(Stored items)

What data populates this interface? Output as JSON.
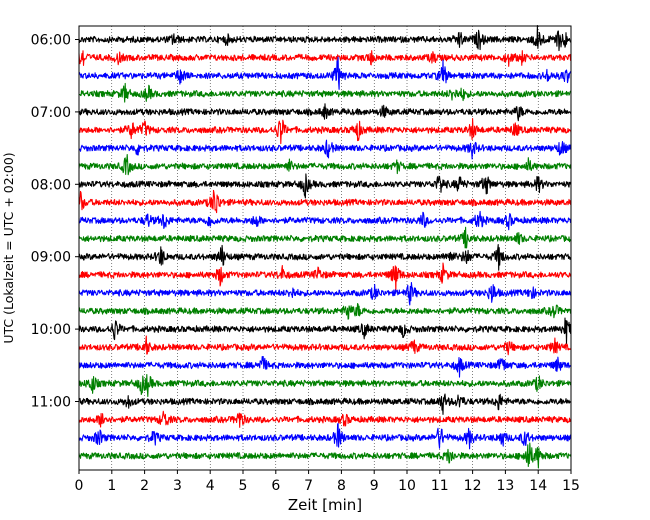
{
  "chart_data": {
    "type": "line",
    "title": "",
    "xlabel": "Zeit  [min]",
    "ylabel": "UTC (Lokalzeit = UTC + 02:00)",
    "xlim": [
      0,
      15
    ],
    "x_ticks": [
      "0",
      "1",
      "2",
      "3",
      "4",
      "5",
      "6",
      "7",
      "8",
      "9",
      "10",
      "11",
      "12",
      "13",
      "14",
      "15"
    ],
    "y_ticks": [
      "06:00",
      "07:00",
      "08:00",
      "09:00",
      "10:00",
      "11:00"
    ],
    "minutes_per_line": 15,
    "grid": "vertical dotted",
    "colors_cycle": [
      "#000000",
      "#ff0000",
      "#0000ff",
      "#008000"
    ],
    "series": [
      {
        "start": "06:00",
        "color": "#000000",
        "events": [
          [
            2.9,
            0.8
          ],
          [
            4.5,
            0.6
          ],
          [
            11.6,
            1.1
          ],
          [
            12.2,
            1.5
          ],
          [
            14.0,
            2.3
          ],
          [
            14.6,
            1.5
          ],
          [
            14.8,
            1.1
          ]
        ]
      },
      {
        "start": "06:15",
        "color": "#ff0000",
        "events": [
          [
            0.1,
            1.6
          ],
          [
            1.2,
            0.7
          ],
          [
            8.9,
            0.8
          ],
          [
            10.8,
            0.7
          ],
          [
            13.1,
            0.9
          ],
          [
            13.5,
            0.7
          ]
        ]
      },
      {
        "start": "06:30",
        "color": "#0000ff",
        "events": [
          [
            3.1,
            1.2
          ],
          [
            7.9,
            2.4
          ],
          [
            11.1,
            1.9
          ],
          [
            14.3,
            0.8
          ],
          [
            14.85,
            1.0
          ]
        ]
      },
      {
        "start": "06:45",
        "color": "#008000",
        "events": [
          [
            1.4,
            1.2
          ],
          [
            2.1,
            1.1
          ],
          [
            11.4,
            0.9
          ],
          [
            11.7,
            0.7
          ]
        ]
      },
      {
        "start": "07:00",
        "color": "#000000",
        "events": [
          [
            7.5,
            0.9
          ],
          [
            9.3,
            0.8
          ],
          [
            13.4,
            1.0
          ]
        ]
      },
      {
        "start": "07:15",
        "color": "#ff0000",
        "events": [
          [
            1.6,
            1.2
          ],
          [
            2.0,
            1.1
          ],
          [
            6.15,
            2.2
          ],
          [
            8.5,
            1.5
          ],
          [
            12.0,
            1.3
          ],
          [
            13.3,
            1.0
          ]
        ]
      },
      {
        "start": "07:30",
        "color": "#0000ff",
        "events": [
          [
            1.8,
            0.9
          ],
          [
            7.6,
            1.4
          ],
          [
            12.0,
            1.3
          ],
          [
            14.7,
            1.2
          ]
        ]
      },
      {
        "start": "07:45",
        "color": "#008000",
        "events": [
          [
            1.45,
            1.6
          ],
          [
            6.4,
            0.8
          ],
          [
            9.7,
            0.7
          ],
          [
            13.7,
            0.8
          ]
        ]
      },
      {
        "start": "08:00",
        "color": "#000000",
        "events": [
          [
            6.9,
            1.6
          ],
          [
            11.0,
            1.6
          ],
          [
            11.6,
            1.1
          ],
          [
            12.4,
            1.6
          ],
          [
            14.0,
            1.1
          ]
        ]
      },
      {
        "start": "08:15",
        "color": "#ff0000",
        "events": [
          [
            0.05,
            1.4
          ],
          [
            4.15,
            2.6
          ]
        ]
      },
      {
        "start": "08:30",
        "color": "#0000ff",
        "events": [
          [
            2.1,
            0.9
          ],
          [
            2.6,
            1.2
          ],
          [
            4.0,
            0.9
          ],
          [
            5.4,
            0.9
          ],
          [
            10.5,
            1.0
          ],
          [
            12.2,
            1.5
          ],
          [
            13.1,
            1.0
          ]
        ]
      },
      {
        "start": "08:45",
        "color": "#008000",
        "events": [
          [
            11.8,
            1.4
          ],
          [
            13.4,
            0.7
          ]
        ]
      },
      {
        "start": "09:00",
        "color": "#000000",
        "events": [
          [
            2.5,
            1.4
          ],
          [
            4.35,
            1.7
          ],
          [
            11.3,
            0.9
          ],
          [
            11.8,
            1.2
          ],
          [
            12.8,
            1.7
          ]
        ]
      },
      {
        "start": "09:15",
        "color": "#ff0000",
        "events": [
          [
            4.3,
            1.4
          ],
          [
            6.2,
            0.9
          ],
          [
            7.3,
            0.9
          ],
          [
            9.65,
            2.2
          ],
          [
            11.1,
            1.3
          ]
        ]
      },
      {
        "start": "09:30",
        "color": "#0000ff",
        "events": [
          [
            6.5,
            0.7
          ],
          [
            9.0,
            1.0
          ],
          [
            10.1,
            1.6
          ],
          [
            12.6,
            1.6
          ],
          [
            13.8,
            0.9
          ]
        ]
      },
      {
        "start": "09:45",
        "color": "#008000",
        "events": [
          [
            8.2,
            1.2
          ],
          [
            8.5,
            0.8
          ],
          [
            14.5,
            1.0
          ]
        ]
      },
      {
        "start": "10:00",
        "color": "#000000",
        "events": [
          [
            1.1,
            1.6
          ],
          [
            8.7,
            1.0
          ],
          [
            9.9,
            1.0
          ],
          [
            14.85,
            1.8
          ]
        ]
      },
      {
        "start": "10:15",
        "color": "#ff0000",
        "events": [
          [
            2.05,
            1.2
          ],
          [
            10.2,
            1.0
          ],
          [
            13.1,
            0.9
          ],
          [
            14.5,
            1.0
          ]
        ]
      },
      {
        "start": "10:30",
        "color": "#0000ff",
        "events": [
          [
            5.6,
            1.2
          ],
          [
            11.6,
            1.3
          ],
          [
            12.9,
            1.2
          ],
          [
            14.6,
            0.9
          ]
        ]
      },
      {
        "start": "10:45",
        "color": "#008000",
        "events": [
          [
            0.4,
            1.4
          ],
          [
            1.9,
            1.1
          ],
          [
            2.1,
            1.3
          ],
          [
            14.0,
            1.1
          ]
        ]
      },
      {
        "start": "11:00",
        "color": "#000000",
        "events": [
          [
            1.5,
            0.8
          ],
          [
            11.1,
            1.5
          ],
          [
            11.6,
            1.1
          ],
          [
            12.8,
            1.2
          ]
        ]
      },
      {
        "start": "11:15",
        "color": "#ff0000",
        "events": [
          [
            0.7,
            1.2
          ],
          [
            2.6,
            1.4
          ],
          [
            4.9,
            1.3
          ],
          [
            8.1,
            0.8
          ]
        ]
      },
      {
        "start": "11:30",
        "color": "#0000ff",
        "events": [
          [
            0.6,
            1.3
          ],
          [
            2.3,
            1.0
          ],
          [
            7.9,
            1.8
          ],
          [
            11.0,
            1.8
          ],
          [
            11.9,
            1.3
          ],
          [
            12.9,
            1.2
          ],
          [
            13.6,
            1.2
          ]
        ]
      },
      {
        "start": "11:45",
        "color": "#008000",
        "events": [
          [
            11.3,
            1.2
          ],
          [
            13.7,
            2.4
          ],
          [
            14.0,
            1.4
          ]
        ]
      }
    ]
  }
}
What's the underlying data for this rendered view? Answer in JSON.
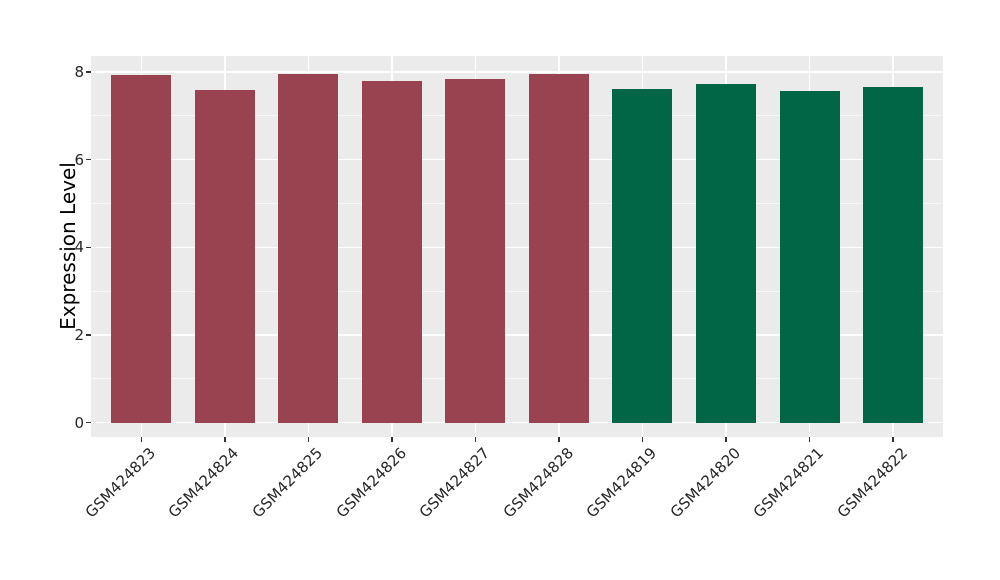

## WHAT THE TASK REQUIRES
Search the listing for the word "this" and return each line that holds it.

## THE COMPLETED TASK
What data populates this interface? Output as JSON.
What's the underlying data for this rendered view? Answer in JSON.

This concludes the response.